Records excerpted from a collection
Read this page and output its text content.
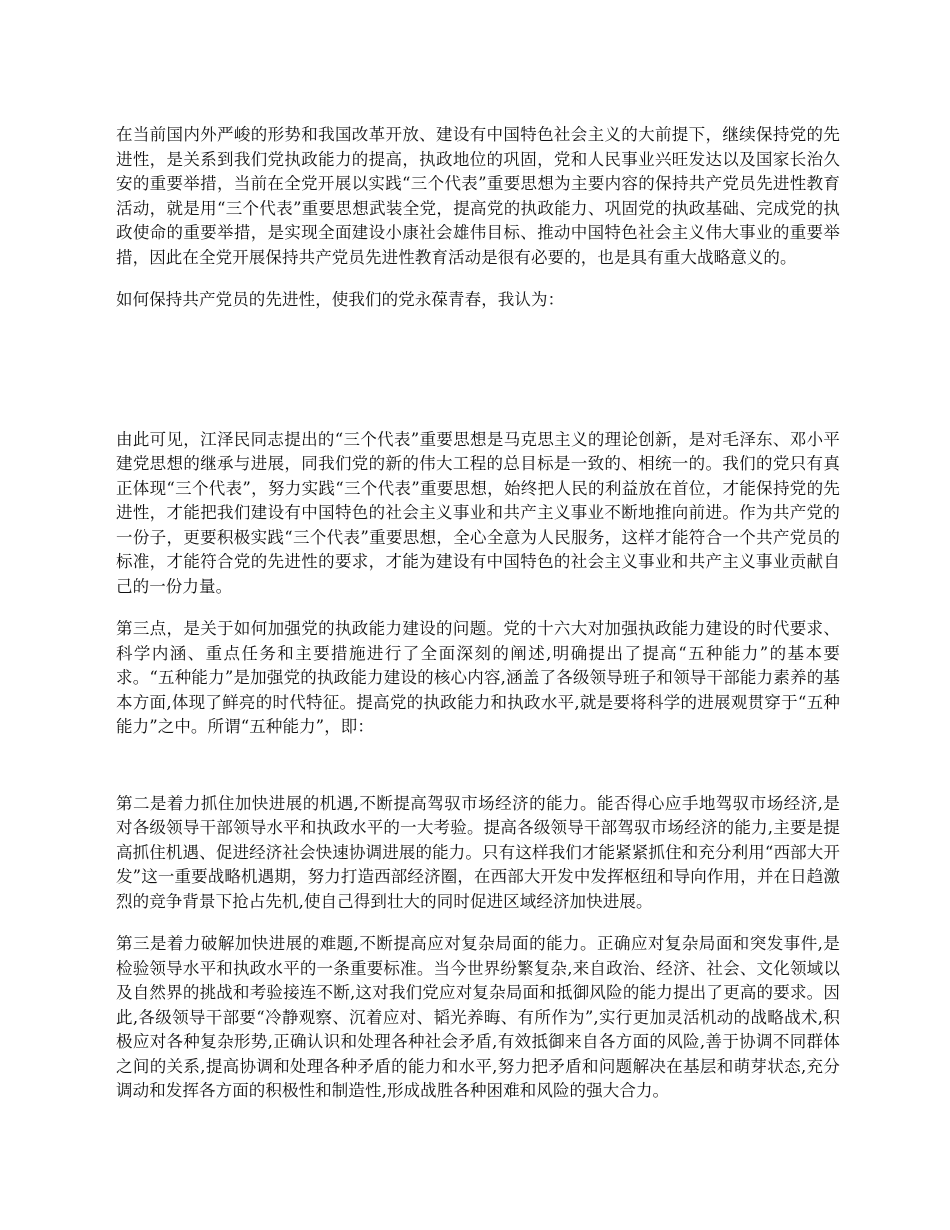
在当前国内外严峻的形势和我国改革开放、建设有中国特色社会主义的大前提下，继续保持党的先进性，是关系到我们党执政能力的提高，执政地位的巩固，党和人民事业兴旺发达以及国家长治久安的重要举措，当前在全党开展以实践“三个代表”重要思想为主要内容的保持共产党员先进性教育活动，就是用“三个代表”重要思想武装全党，提高党的执政能力、巩固党的执政基础、完成党的执政使命的重要举措，是实现全面建设小康社会雄伟目标、推动中国特色社会主义伟大事业的重要举措，因此在全党开展保持共产党员先进性教育活动是很有必要的，也是具有重大战略意义的。

如何保持共产党员的先进性，使我们的党永葆青春，我认为：

由此可见，江泽民同志提出的“三个代表”重要思想是马克思主义的理论创新，是对毛泽东、邓小平建党思想的继承与进展，同我们党的新的伟大工程的总目标是一致的、相统一的。我们的党只有真正体现“三个代表”，努力实践“三个代表”重要思想，始终把人民的利益放在首位，才能保持党的先进性，才能把我们建设有中国特色的社会主义事业和共产主义事业不断地推向前进。作为共产党的一份子，更要积极实践“三个代表”重要思想，全心全意为人民服务，这样才能符合一个共产党员的标准，才能符合党的先进性的要求，才能为建设有中国特色的社会主义事业和共产主义事业贡献自己的一份力量。

第三点，是关于如何加强党的执政能力建设的问题。党的十六大对加强执政能力建设的时代要求、科学内涵、重点任务和主要措施进行了全面深刻的阐述,明确提出了提高“五种能力”的基本要求。“五种能力”是加强党的执政能力建设的核心内容,涵盖了各级领导班子和领导干部能力素养的基本方面,体现了鲜亮的时代特征。提高党的执政能力和执政水平,就是要将科学的进展观贯穿于“五种能力”之中。所谓“五种能力”，即：

第二是着力抓住加快进展的机遇,不断提高驾驭市场经济的能力。能否得心应手地驾驭市场经济,是对各级领导干部领导水平和执政水平的一大考验。提高各级领导干部驾驭市场经济的能力,主要是提高抓住机遇、促进经济社会快速协调进展的能力。只有这样我们才能紧紧抓住和充分利用“西部大开发”这一重要战略机遇期，努力打造西部经济圈，在西部大开发中发挥枢纽和导向作用，并在日趋激烈的竞争背景下抢占先机,使自己得到壮大的同时促进区域经济加快进展。

第三是着力破解加快进展的难题,不断提高应对复杂局面的能力。正确应对复杂局面和突发事件,是检验领导水平和执政水平的一条重要标准。当今世界纷繁复杂,来自政治、经济、社会、文化领域以及自然界的挑战和考验接连不断,这对我们党应对复杂局面和抵御风险的能力提出了更高的要求。因此,各级领导干部要“冷静观察、沉着应对、韬光养晦、有所作为”,实行更加灵活机动的战略战术,积极应对各种复杂形势,正确认识和处理各种社会矛盾,有效抵御来自各方面的风险,善于协调不同群体之间的关系,提高协调和处理各种矛盾的能力和水平,努力把矛盾和问题解决在基层和萌芽状态,充分调动和发挥各方面的积极性和制造性,形成战胜各种困难和风险的强大合力。
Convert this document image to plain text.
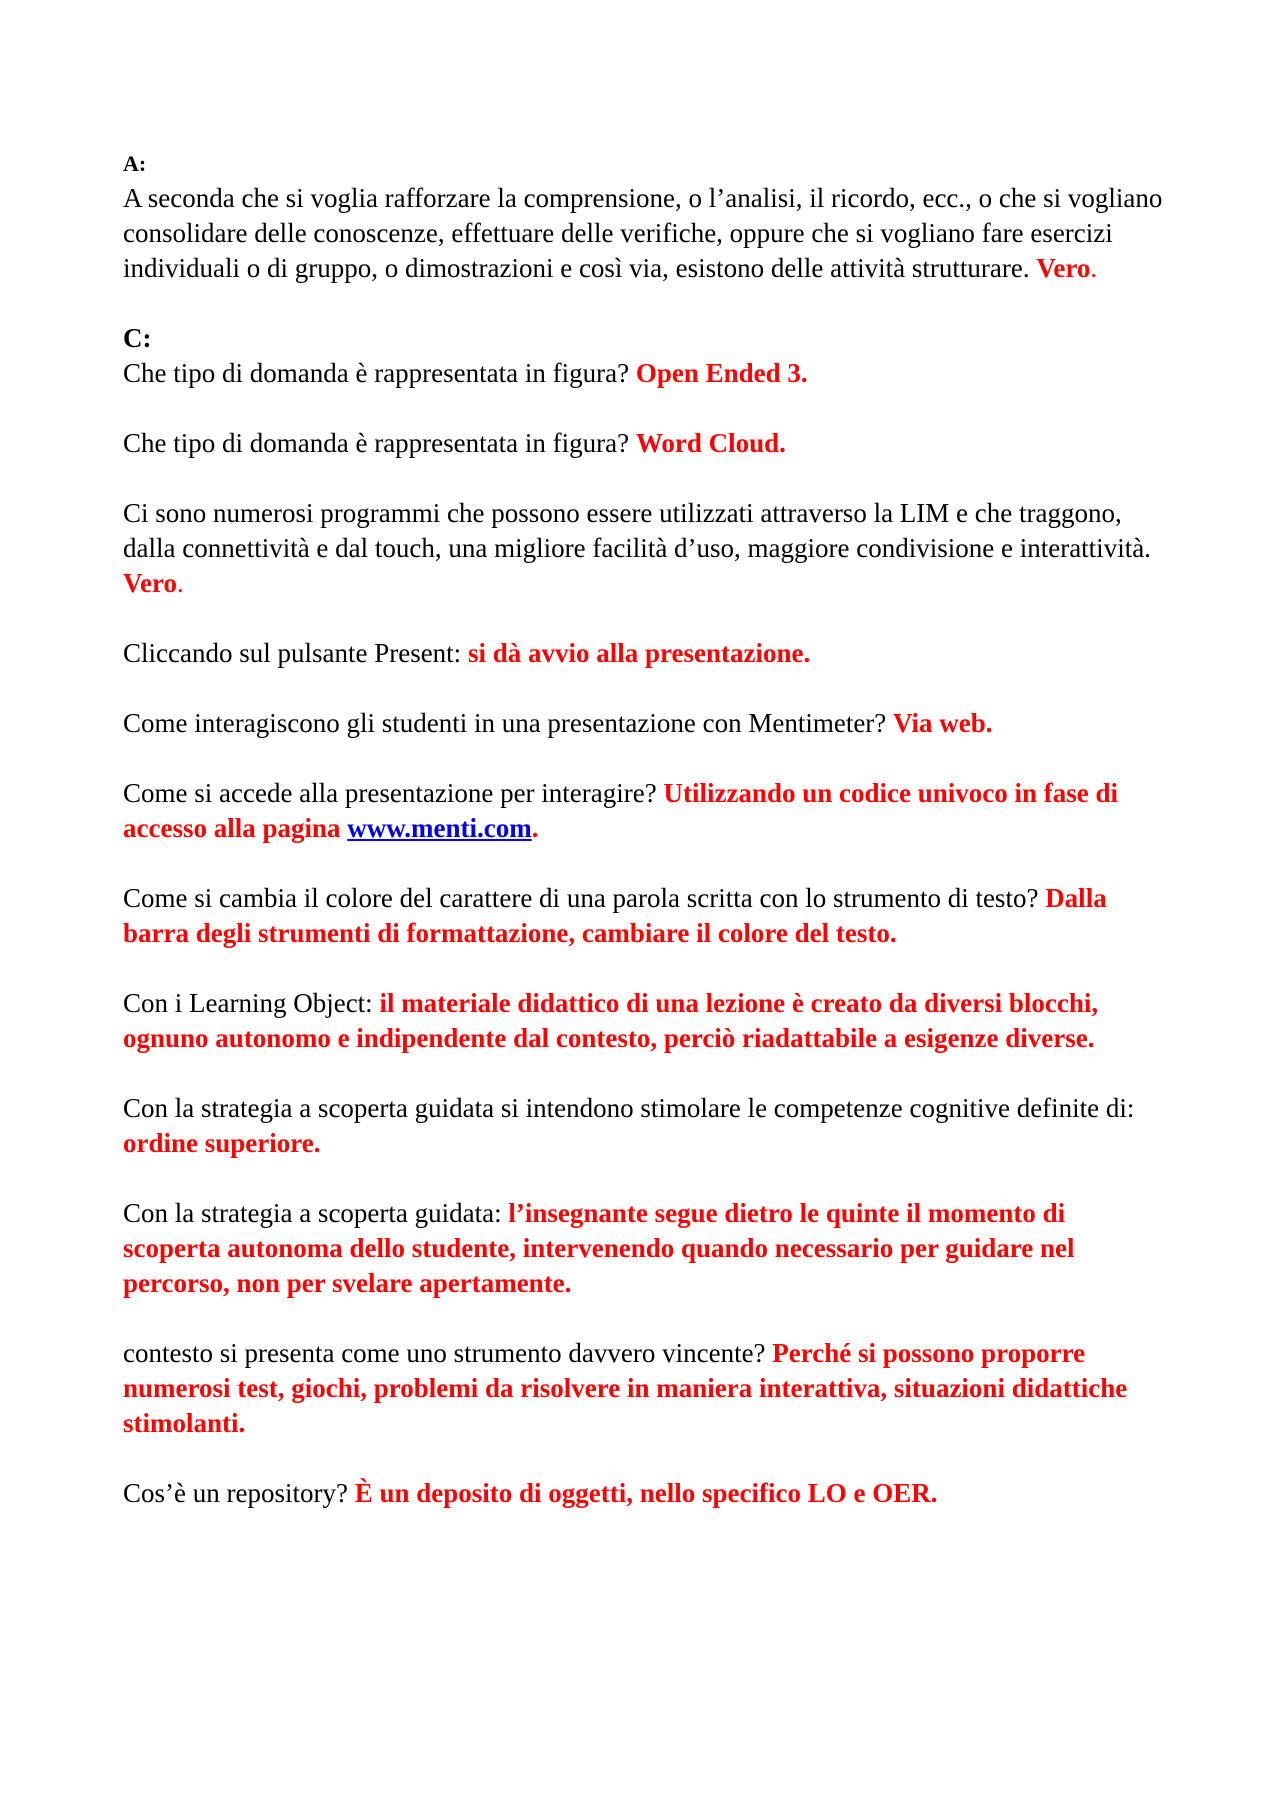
A:

A seconda che si voglia rafforzare la comprensione, o l’analisi, il ricordo, ecc., o che si vogliano consolidare delle conoscenze, effettuare delle verifiche, oppure che si vogliano fare esercizi individuali o di gruppo, o dimostrazioni e così via, esistono delle attività strutturare. Vero.

C:

Che tipo di domanda è rappresentata in figura? Open Ended 3.

Che tipo di domanda è rappresentata in figura? Word Cloud.

Ci sono numerosi programmi che possono essere utilizzati attraverso la LIM e che traggono, dalla connettività e dal touch, una migliore facilità d’uso, maggiore condivisione e interattività. Vero.

Cliccando sul pulsante Present: si dà avvio alla presentazione.

Come interagiscono gli studenti in una presentazione con Mentimeter? Via web.

Come si accede alla presentazione per interagire? Utilizzando un codice univoco in fase di accesso alla pagina www.menti.com.

Come si cambia il colore del carattere di una parola scritta con lo strumento di testo? Dalla barra degli strumenti di formattazione, cambiare il colore del testo.

Con i Learning Object: il materiale didattico di una lezione è creato da diversi blocchi, ognuno autonomo e indipendente dal contesto, perciò riadattabile a esigenze diverse.

Con la strategia a scoperta guidata si intendono stimolare le competenze cognitive definite di: ordine superiore.

Con la strategia a scoperta guidata: l’insegnante segue dietro le quinte il momento di scoperta autonoma dello studente, intervenendo quando necessario per guidare nel percorso, non per svelare apertamente.

contesto si presenta come uno strumento davvero vincente? Perché si possono proporre numerosi test, giochi, problemi da risolvere in maniera interattiva, situazioni didattiche stimolanti.

Cos’è un repository? È un deposito di oggetti, nello specifico LO e OER.
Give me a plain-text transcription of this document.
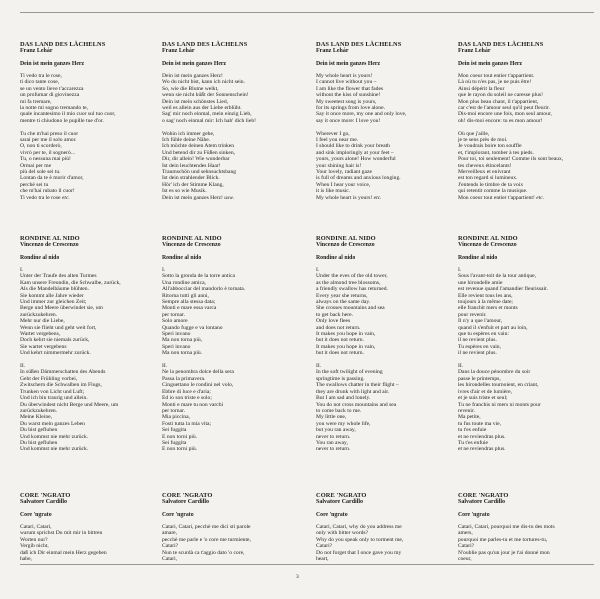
DAS LAND DES LÄCHELNS
Franz Lehár
Dein ist mein ganzes Herz
Ti vedo tra le rose,
ti dico tante cose,
se un vento lieve t'accarezza
un profumar di giovinezza
mi fa tremare,
la notte mi sogno tremando te,
quale incantesimo il mio cuor sul tuo cuor,
mentre ti chiudono le pupille tue d'or.
Tu che m'hai preso il cuor
sarai per me il solo amor.
O, non ti scorderò,
vivrò per te, il sognerò...
Tu, o nessuna mai più!
Ormai per me
più del sole sei tu.
Lontan da te è morir d'amor,
perché sei tu
che m'hai rubato il cuor!
Ti vedo tra le rose etc.
RONDINE AL NIDO
Vincenzo de Crescenzo
Rondine al nido
I.
Unter der Traufe des alten Turmes
Kam unsere Freundin, die Schwalbe, zurück,
Als die Mandelbäume blühten.
Sie kommt alle Jahre wieder
Und immer zur gleichen Zeit;
Berge und Meere überwindet sie, um
zurückzukehren.
Mehr nur die Liebe,
Wenn sie flieht und geht weit fort,
Wartet vergebens,
Doch kehrt sie niemals zurück,
Sie wartet vergebens
Und kehrt nimmermehr zurück.
II.
In süßen Dämmerschatten des Abends
Geht der Frühling vorbei,
Zwitschern die Schwalben im Flugs,
Trunken von Licht und Luft;
Und ich bin traurig und allein.
Du überwindest nicht Berge und Meere, um
zurückzukehren.
Meine Kleine,
Du warst mein ganzes Leben
Du bist gefluhen
Und kommst nie mehr zurück.
Du bist gefluhen
Und kommst nie mehr zurück.
CORE 'NGRATO
Salvatore Cardillo
Core 'ngrato
Catari, Catari,
warum sprichst Du mit mir in bittren
Worten nur?
Vergib nicht,
daß ich Dir einmal mein Herz gegeben
habe,
DAS LAND DES LÄCHELNS
Franz Lehár
Dein ist mein ganzes Herz
Dein ist mein ganzes Herz!
Wo du nicht bist, kann ich nicht sein.
So, wie die Blume welkt,
wenn sie nicht küßt der Sonnenschein!
Dein ist mein schönstes Lied,
weil es allein aus der Liebe erblüht.
Sag' mir noch einmal, mein einzig Lieb,
o sag' noch einmal mir: Ich hab' dich lieb!
Wohin ich immer gehe,
Ich fühle deine Nähe.
Ich möchte deinen Atem trinken
Und betend dir zu Füßen sinken,
Dir, dir allein! Wie wunderbar
Ist dein leuchtendes Haar!
Traumschön und sehnsuchtsbang
Ist dein strahlender Blick.
Hör' ich der Stimme Klang,
Ist es so wie Musik.
Dein ist mein ganzes Herz! usw.
RONDINE AL NIDO
Vincenzo de Crescenzo
Rondine al nido
I.
Sotto la gronda de la torre antica
Una rondine amica,
All'abbocciar del mandorlo è tornata.
Ritorna tutti gli anni,
Sempre alla stessa data;
Monti e mare essa varca
per tornar.
Solo amore
Quando fugge e va lontano
Speri invano
Ma non torna più,
Speri invano
Ma non torna più.
II.
Ne la penombra dolce della sera
Passa la primavera.
Cinguettano le rondini nel volo,
Ebbre di luce e d'aria;
Ed io son triste e solo;
Monti e mare tu non varchi
per tornar.
Mia piccina,
Fosti tutta la mia vita;
Sei fuggita
E non torni più.
Sei fuggita
E non torni più.
CORE 'NGRATO
Salvatore Cardillo
Core 'ngrato
Catari, Catari, pecchè me dici sti parole
amare,
pecchè me parle e 'o core me turmiente,
Catari?
Nun te scurdà ca t'aggio dato 'o core,
Catari,
DAS LAND DES LÄCHELNS
Franz Lehár
Dein ist mein ganzes Herz
My whole heart is yours!
I cannot live without you –
I am like the flower that fades
without the kiss of sunshine!
My sweetest song is yours,
for its springs from love alone.
Say it once more, my one and only love,
say it once more: I love you!
Wherever I go,
I feel you near me.
I should like to drink your breath
and sink imploringly at your feet –
yours, yours alone! How wonderful
your shining hair is!
Your lovely, radiant gaze
is full of dreams and anxious longing.
When I hear your voice,
it is like music.
My whole heart is yours! etc.
RONDINE AL NIDO
Vincenzo de Crescenzo
Rondine al nido
I.
Under the eves of the old tower,
as the almond tree blossoms,
a friendly swallow has returned.
Every year she returns,
always on the same day.
She crosses mountains and sea
to get back here.
Only love flees
and does not return.
It makes you hope in vain,
but it does not return.
It makes you hope in vain,
but it does not return.
II.
In the soft twilight of evening
springtime is passing.
The swallows chatter in their flight –
they are drunk with light and air.
But I am sad and lonely.
You do not cross mountains and sea
to come back to me.
My little one,
you were my whole life,
but you ran away,
never to return.
You ran away,
never to return.
CORE 'NGRATO
Salvatore Cardillo
Core 'ngrato
Catari, Catari, why do you address me
only with bitter words?
Why do you speak only to torment me,
Catari?
Do not forget that I once gave you my
heart,
DAS LAND DES LÄCHELNS
Franz Lehár
Dein ist mein ganzes Herz
Mon coeur tout entier t'appartient.
Là où tu n'es pas, je ne puis être!
Ainsi dépérit la fleur
que le rayon du soleil ne caresse plus!
Mon plus beau chant, il t'appartient,
car c'est de l'amour seul qu'il peut fleurir.
Dis-moi encore une fois, mon seul amour,
oh! dis-moi encore: tu es mon amour!
Où que j'aille,
je te sens près de moi.
Je voudrais boire ton souffle
et, t'implorant, tomber à tes pieds.
Pour toi, toi seulement! Comme ils sont beaux,
tes cheveux étincelants!
Merveilleux et enivrant
est ton regard si lumineux.
J'entends le timbre de ta voix
qui retentit comme la musique.
Mon coeur tout entier t'appartient! etc.
RONDINE AL NIDO
Vincenzo de Crescenzo
Rondine al nido
I.
Sous l'avant-toit de la tour antique,
une hirondelle amie
est revenue quand l'amandier fleurissait.
Elle revient tous les ans,
toujours à la même date;
elle franchit mers et monts
pour revenir.
Il n'y a que l'amour,
quand il s'enfuit et part au loin,
que tu espères en vain:
il ne revient plus.
Tu espères en vain,
il ne revient plus.
II.
Dans la douce pénombre du soir
passe le printemps,
les hirondelles tournoient, en criant,
ivres d'air et de lumière,
et je suis triste et seul;
Tu ne franchis ni mers ni monts pour
revenir.
Ma petite,
tu fus toute ma vie,
tu t'es enfuie
et ne reviendras plus.
Tu t'es enfuie
et ne reviendras plus.
CORE 'NGRATO
Salvatore Cardillo
Core 'ngrato
Catari, Catari, pourquoi me dis-tu des mots
amers,
pourquoi me parles-tu et me tortures-tu,
Catari?
N'oublie pas qu'un jour je t'ai donné mon
coeur,
3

**DO THIS:** Filter the entries down to the lines containing "text". Copy each of those lines.

**RESULT OF THE EXERCISE:**
Read this page and output its text content.
Convert this document image to plain text.
Give me a plain-text transcription of this document.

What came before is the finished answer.